- **MATERIAL FOR THIS TASK**:
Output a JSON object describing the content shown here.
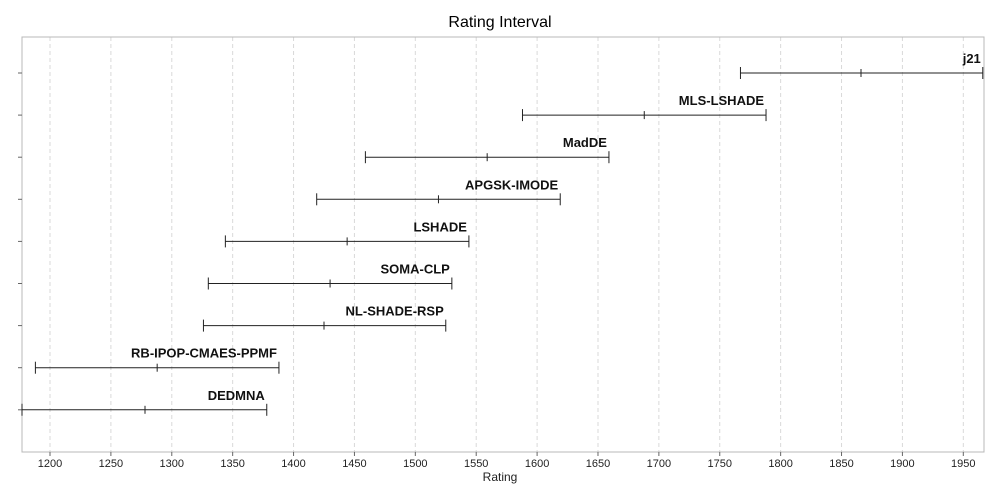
{
  "chart_data": {
    "type": "interval",
    "title": "Rating Interval",
    "xlabel": "Rating",
    "ylabel": "",
    "xlim": [
      1177,
      1967
    ],
    "xticks": [
      1200,
      1250,
      1300,
      1350,
      1400,
      1450,
      1500,
      1550,
      1600,
      1650,
      1700,
      1750,
      1800,
      1850,
      1900,
      1950
    ],
    "grid": true,
    "items": [
      {
        "name": "j21",
        "low": 1767,
        "mid": 1866,
        "high": 1966
      },
      {
        "name": "MLS-LSHADE",
        "low": 1588,
        "mid": 1688,
        "high": 1788
      },
      {
        "name": "MadDE",
        "low": 1459,
        "mid": 1559,
        "high": 1659
      },
      {
        "name": "APGSK-IMODE",
        "low": 1419,
        "mid": 1519,
        "high": 1619
      },
      {
        "name": "LSHADE",
        "low": 1344,
        "mid": 1444,
        "high": 1544
      },
      {
        "name": "SOMA-CLP",
        "low": 1330,
        "mid": 1430,
        "high": 1530
      },
      {
        "name": "NL-SHADE-RSP",
        "low": 1326,
        "mid": 1425,
        "high": 1525
      },
      {
        "name": "RB-IPOP-CMAES-PPMF",
        "low": 1188,
        "mid": 1288,
        "high": 1388
      },
      {
        "name": "DEDMNA",
        "low": 1177,
        "mid": 1278,
        "high": 1378
      }
    ]
  }
}
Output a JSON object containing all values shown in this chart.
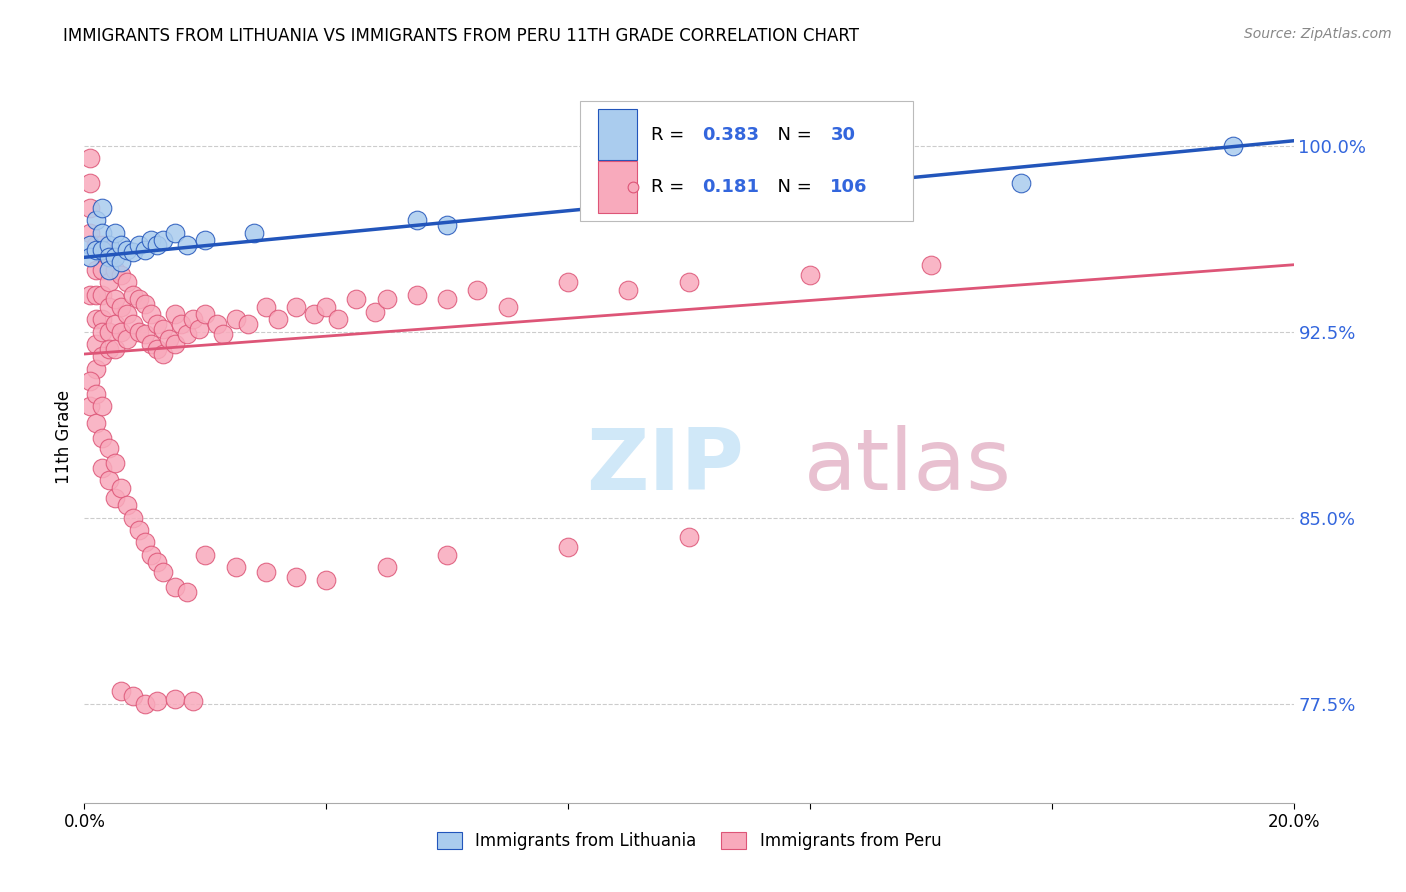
{
  "title": "IMMIGRANTS FROM LITHUANIA VS IMMIGRANTS FROM PERU 11TH GRADE CORRELATION CHART",
  "source": "Source: ZipAtlas.com",
  "ylabel": "11th Grade",
  "xlim": [
    0.0,
    0.2
  ],
  "ylim": [
    0.735,
    1.03
  ],
  "yticks": [
    0.775,
    0.85,
    0.925,
    1.0
  ],
  "ytick_labels": [
    "77.5%",
    "85.0%",
    "92.5%",
    "100.0%"
  ],
  "ytick_color": "#3366dd",
  "legend_R_lith": "0.383",
  "legend_N_lith": "30",
  "legend_R_peru": "0.181",
  "legend_N_peru": "106",
  "color_lith": "#aaccee",
  "color_peru": "#f8aabc",
  "color_line_lith": "#2255bb",
  "color_line_peru": "#dd5577",
  "watermark_zip": "ZIP",
  "watermark_atlas": "atlas",
  "watermark_color_zip": "#d0e8f8",
  "watermark_color_atlas": "#e8c0d0",
  "background_color": "#ffffff",
  "lith_line_x0": 0.0,
  "lith_line_y0": 0.955,
  "lith_line_x1": 0.2,
  "lith_line_y1": 1.002,
  "peru_line_x0": 0.0,
  "peru_line_y0": 0.916,
  "peru_line_x1": 0.2,
  "peru_line_y1": 0.952,
  "lith_x": [
    0.001,
    0.001,
    0.002,
    0.002,
    0.003,
    0.003,
    0.003,
    0.004,
    0.004,
    0.004,
    0.005,
    0.005,
    0.006,
    0.006,
    0.007,
    0.008,
    0.009,
    0.01,
    0.011,
    0.012,
    0.013,
    0.015,
    0.017,
    0.02,
    0.028,
    0.055,
    0.06,
    0.12,
    0.155,
    0.19
  ],
  "lith_y": [
    0.96,
    0.955,
    0.97,
    0.958,
    0.975,
    0.965,
    0.958,
    0.96,
    0.955,
    0.95,
    0.965,
    0.955,
    0.96,
    0.953,
    0.958,
    0.957,
    0.96,
    0.958,
    0.962,
    0.96,
    0.962,
    0.965,
    0.96,
    0.962,
    0.965,
    0.97,
    0.968,
    0.978,
    0.985,
    1.0
  ],
  "peru_x": [
    0.001,
    0.001,
    0.001,
    0.001,
    0.001,
    0.002,
    0.002,
    0.002,
    0.002,
    0.002,
    0.002,
    0.003,
    0.003,
    0.003,
    0.003,
    0.003,
    0.003,
    0.004,
    0.004,
    0.004,
    0.004,
    0.004,
    0.005,
    0.005,
    0.005,
    0.005,
    0.006,
    0.006,
    0.006,
    0.007,
    0.007,
    0.007,
    0.008,
    0.008,
    0.009,
    0.009,
    0.01,
    0.01,
    0.011,
    0.011,
    0.012,
    0.012,
    0.013,
    0.013,
    0.014,
    0.015,
    0.015,
    0.016,
    0.017,
    0.018,
    0.019,
    0.02,
    0.022,
    0.023,
    0.025,
    0.027,
    0.03,
    0.032,
    0.035,
    0.038,
    0.04,
    0.042,
    0.045,
    0.048,
    0.05,
    0.055,
    0.06,
    0.065,
    0.07,
    0.08,
    0.09,
    0.1,
    0.12,
    0.14,
    0.001,
    0.001,
    0.002,
    0.002,
    0.003,
    0.003,
    0.003,
    0.004,
    0.004,
    0.005,
    0.005,
    0.006,
    0.007,
    0.008,
    0.009,
    0.01,
    0.011,
    0.012,
    0.013,
    0.015,
    0.017,
    0.02,
    0.025,
    0.03,
    0.035,
    0.04,
    0.05,
    0.06,
    0.08,
    0.1,
    0.006,
    0.008,
    0.01,
    0.012,
    0.015,
    0.018
  ],
  "peru_y": [
    0.995,
    0.985,
    0.975,
    0.965,
    0.94,
    0.96,
    0.95,
    0.94,
    0.93,
    0.92,
    0.91,
    0.96,
    0.95,
    0.94,
    0.93,
    0.925,
    0.915,
    0.955,
    0.945,
    0.935,
    0.925,
    0.918,
    0.95,
    0.938,
    0.928,
    0.918,
    0.948,
    0.935,
    0.925,
    0.945,
    0.932,
    0.922,
    0.94,
    0.928,
    0.938,
    0.925,
    0.936,
    0.924,
    0.932,
    0.92,
    0.928,
    0.918,
    0.926,
    0.916,
    0.922,
    0.932,
    0.92,
    0.928,
    0.924,
    0.93,
    0.926,
    0.932,
    0.928,
    0.924,
    0.93,
    0.928,
    0.935,
    0.93,
    0.935,
    0.932,
    0.935,
    0.93,
    0.938,
    0.933,
    0.938,
    0.94,
    0.938,
    0.942,
    0.935,
    0.945,
    0.942,
    0.945,
    0.948,
    0.952,
    0.905,
    0.895,
    0.9,
    0.888,
    0.895,
    0.882,
    0.87,
    0.878,
    0.865,
    0.872,
    0.858,
    0.862,
    0.855,
    0.85,
    0.845,
    0.84,
    0.835,
    0.832,
    0.828,
    0.822,
    0.82,
    0.835,
    0.83,
    0.828,
    0.826,
    0.825,
    0.83,
    0.835,
    0.838,
    0.842,
    0.78,
    0.778,
    0.775,
    0.776,
    0.777,
    0.776
  ]
}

- **WORK TO BE COMPLETED**:
Extract the text of all the records above verbatim, excluding pictures.

- **SOLUTION TO THIS PROBLEM**:
Output a JSON object describing the content shown here.
{
  "chart_data": {
    "type": "interval",
    "title": "Rating Interval",
    "xlabel": "Rating",
    "ylabel": "",
    "xlim": [
      1177,
      1967
    ],
    "xticks": [
      1200,
      1250,
      1300,
      1350,
      1400,
      1450,
      1500,
      1550,
      1600,
      1650,
      1700,
      1750,
      1800,
      1850,
      1900,
      1950
    ],
    "grid": true,
    "items": [
      {
        "name": "j21",
        "low": 1767,
        "mid": 1866,
        "high": 1966
      },
      {
        "name": "MLS-LSHADE",
        "low": 1588,
        "mid": 1688,
        "high": 1788
      },
      {
        "name": "MadDE",
        "low": 1459,
        "mid": 1559,
        "high": 1659
      },
      {
        "name": "APGSK-IMODE",
        "low": 1419,
        "mid": 1519,
        "high": 1619
      },
      {
        "name": "LSHADE",
        "low": 1344,
        "mid": 1444,
        "high": 1544
      },
      {
        "name": "SOMA-CLP",
        "low": 1330,
        "mid": 1430,
        "high": 1530
      },
      {
        "name": "NL-SHADE-RSP",
        "low": 1326,
        "mid": 1425,
        "high": 1525
      },
      {
        "name": "RB-IPOP-CMAES-PPMF",
        "low": 1188,
        "mid": 1288,
        "high": 1388
      },
      {
        "name": "DEDMNA",
        "low": 1177,
        "mid": 1278,
        "high": 1378
      }
    ]
  }
}
Output a JSON object containing all values shown in this chart.
{
  "title": "IMMIGRANTS FROM LITHUANIA VS IMMIGRANTS FROM PERU 11TH GRADE CORRELATION CHART",
  "source": "Source: ZipAtlas.com",
  "ylabel": "11th Grade",
  "xlim": [
    0.0,
    0.2
  ],
  "ylim": [
    0.735,
    1.03
  ],
  "yticks": [
    0.775,
    0.85,
    0.925,
    1.0
  ],
  "ytick_labels": [
    "77.5%",
    "85.0%",
    "92.5%",
    "100.0%"
  ],
  "ytick_color": "#3366dd",
  "legend_R_lith": "0.383",
  "legend_N_lith": "30",
  "legend_R_peru": "0.181",
  "legend_N_peru": "106",
  "color_lith": "#aaccee",
  "color_peru": "#f8aabc",
  "color_line_lith": "#2255bb",
  "color_line_peru": "#dd5577",
  "watermark_zip": "ZIP",
  "watermark_atlas": "atlas",
  "watermark_color_zip": "#d0e8f8",
  "watermark_color_atlas": "#e8c0d0",
  "background_color": "#ffffff",
  "lith_line_x0": 0.0,
  "lith_line_y0": 0.955,
  "lith_line_x1": 0.2,
  "lith_line_y1": 1.002,
  "peru_line_x0": 0.0,
  "peru_line_y0": 0.916,
  "peru_line_x1": 0.2,
  "peru_line_y1": 0.952,
  "lith_x": [
    0.001,
    0.001,
    0.002,
    0.002,
    0.003,
    0.003,
    0.003,
    0.004,
    0.004,
    0.004,
    0.005,
    0.005,
    0.006,
    0.006,
    0.007,
    0.008,
    0.009,
    0.01,
    0.011,
    0.012,
    0.013,
    0.015,
    0.017,
    0.02,
    0.028,
    0.055,
    0.06,
    0.12,
    0.155,
    0.19
  ],
  "lith_y": [
    0.96,
    0.955,
    0.97,
    0.958,
    0.975,
    0.965,
    0.958,
    0.96,
    0.955,
    0.95,
    0.965,
    0.955,
    0.96,
    0.953,
    0.958,
    0.957,
    0.96,
    0.958,
    0.962,
    0.96,
    0.962,
    0.965,
    0.96,
    0.962,
    0.965,
    0.97,
    0.968,
    0.978,
    0.985,
    1.0
  ],
  "peru_x": [
    0.001,
    0.001,
    0.001,
    0.001,
    0.001,
    0.002,
    0.002,
    0.002,
    0.002,
    0.002,
    0.002,
    0.003,
    0.003,
    0.003,
    0.003,
    0.003,
    0.003,
    0.004,
    0.004,
    0.004,
    0.004,
    0.004,
    0.005,
    0.005,
    0.005,
    0.005,
    0.006,
    0.006,
    0.006,
    0.007,
    0.007,
    0.007,
    0.008,
    0.008,
    0.009,
    0.009,
    0.01,
    0.01,
    0.011,
    0.011,
    0.012,
    0.012,
    0.013,
    0.013,
    0.014,
    0.015,
    0.015,
    0.016,
    0.017,
    0.018,
    0.019,
    0.02,
    0.022,
    0.023,
    0.025,
    0.027,
    0.03,
    0.032,
    0.035,
    0.038,
    0.04,
    0.042,
    0.045,
    0.048,
    0.05,
    0.055,
    0.06,
    0.065,
    0.07,
    0.08,
    0.09,
    0.1,
    0.12,
    0.14,
    0.001,
    0.001,
    0.002,
    0.002,
    0.003,
    0.003,
    0.003,
    0.004,
    0.004,
    0.005,
    0.005,
    0.006,
    0.007,
    0.008,
    0.009,
    0.01,
    0.011,
    0.012,
    0.013,
    0.015,
    0.017,
    0.02,
    0.025,
    0.03,
    0.035,
    0.04,
    0.05,
    0.06,
    0.08,
    0.1,
    0.006,
    0.008,
    0.01,
    0.012,
    0.015,
    0.018
  ],
  "peru_y": [
    0.995,
    0.985,
    0.975,
    0.965,
    0.94,
    0.96,
    0.95,
    0.94,
    0.93,
    0.92,
    0.91,
    0.96,
    0.95,
    0.94,
    0.93,
    0.925,
    0.915,
    0.955,
    0.945,
    0.935,
    0.925,
    0.918,
    0.95,
    0.938,
    0.928,
    0.918,
    0.948,
    0.935,
    0.925,
    0.945,
    0.932,
    0.922,
    0.94,
    0.928,
    0.938,
    0.925,
    0.936,
    0.924,
    0.932,
    0.92,
    0.928,
    0.918,
    0.926,
    0.916,
    0.922,
    0.932,
    0.92,
    0.928,
    0.924,
    0.93,
    0.926,
    0.932,
    0.928,
    0.924,
    0.93,
    0.928,
    0.935,
    0.93,
    0.935,
    0.932,
    0.935,
    0.93,
    0.938,
    0.933,
    0.938,
    0.94,
    0.938,
    0.942,
    0.935,
    0.945,
    0.942,
    0.945,
    0.948,
    0.952,
    0.905,
    0.895,
    0.9,
    0.888,
    0.895,
    0.882,
    0.87,
    0.878,
    0.865,
    0.872,
    0.858,
    0.862,
    0.855,
    0.85,
    0.845,
    0.84,
    0.835,
    0.832,
    0.828,
    0.822,
    0.82,
    0.835,
    0.83,
    0.828,
    0.826,
    0.825,
    0.83,
    0.835,
    0.838,
    0.842,
    0.78,
    0.778,
    0.775,
    0.776,
    0.777,
    0.776
  ]
}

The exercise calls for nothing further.